▶ Problem to solve
Below are some records: retype them all exactly, but not the pictures.

▶ Input for this task
[Start]
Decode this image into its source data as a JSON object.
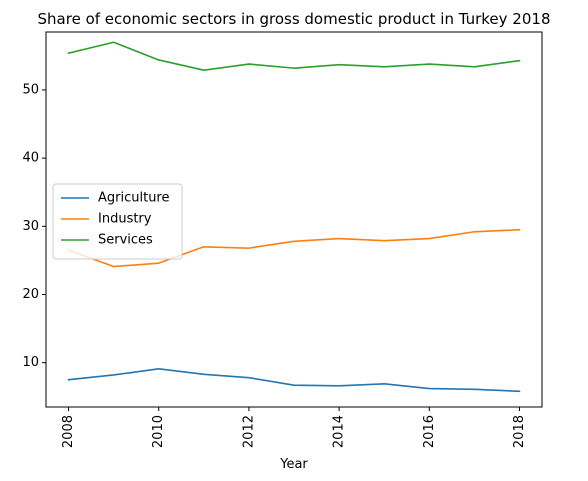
{
  "chart_data": {
    "type": "line",
    "title": "Share of economic sectors in gross domestic product in Turkey 2018",
    "xlabel": "Year",
    "ylabel": "",
    "x": [
      2008,
      2009,
      2010,
      2011,
      2012,
      2013,
      2014,
      2015,
      2016,
      2017,
      2018
    ],
    "xticks": [
      "2008",
      "2010",
      "2012",
      "2014",
      "2016",
      "2018"
    ],
    "yticks": [
      "10",
      "20",
      "30",
      "40",
      "50"
    ],
    "xlim": [
      2007.5,
      2018.5
    ],
    "ylim": [
      3.5,
      58.5
    ],
    "grid": false,
    "legend_position": "center-left",
    "series": [
      {
        "name": "Agriculture",
        "color": "#1f77b4",
        "values": [
          7.5,
          8.2,
          9.1,
          8.3,
          7.8,
          6.7,
          6.6,
          6.9,
          6.2,
          6.1,
          5.8
        ]
      },
      {
        "name": "Industry",
        "color": "#ff7f0e",
        "values": [
          26.5,
          24.1,
          24.6,
          27.0,
          26.8,
          27.8,
          28.2,
          27.9,
          28.2,
          29.2,
          29.5
        ]
      },
      {
        "name": "Services",
        "color": "#2ca02c",
        "values": [
          55.4,
          57.0,
          54.4,
          52.9,
          53.8,
          53.2,
          53.7,
          53.4,
          53.8,
          53.4,
          54.3
        ]
      }
    ]
  }
}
[End]
▶ Answer to the exercise
Decode this image into its source data as a JSON object.
{
  "chart_data": {
    "type": "line",
    "title": "Share of economic sectors in gross domestic product in Turkey 2018",
    "xlabel": "Year",
    "ylabel": "",
    "x": [
      2008,
      2009,
      2010,
      2011,
      2012,
      2013,
      2014,
      2015,
      2016,
      2017,
      2018
    ],
    "xticks": [
      "2008",
      "2010",
      "2012",
      "2014",
      "2016",
      "2018"
    ],
    "yticks": [
      "10",
      "20",
      "30",
      "40",
      "50"
    ],
    "xlim": [
      2007.5,
      2018.5
    ],
    "ylim": [
      3.5,
      58.5
    ],
    "grid": false,
    "legend_position": "center-left",
    "series": [
      {
        "name": "Agriculture",
        "color": "#1f77b4",
        "values": [
          7.5,
          8.2,
          9.1,
          8.3,
          7.8,
          6.7,
          6.6,
          6.9,
          6.2,
          6.1,
          5.8
        ]
      },
      {
        "name": "Industry",
        "color": "#ff7f0e",
        "values": [
          26.5,
          24.1,
          24.6,
          27.0,
          26.8,
          27.8,
          28.2,
          27.9,
          28.2,
          29.2,
          29.5
        ]
      },
      {
        "name": "Services",
        "color": "#2ca02c",
        "values": [
          55.4,
          57.0,
          54.4,
          52.9,
          53.8,
          53.2,
          53.7,
          53.4,
          53.8,
          53.4,
          54.3
        ]
      }
    ]
  }
}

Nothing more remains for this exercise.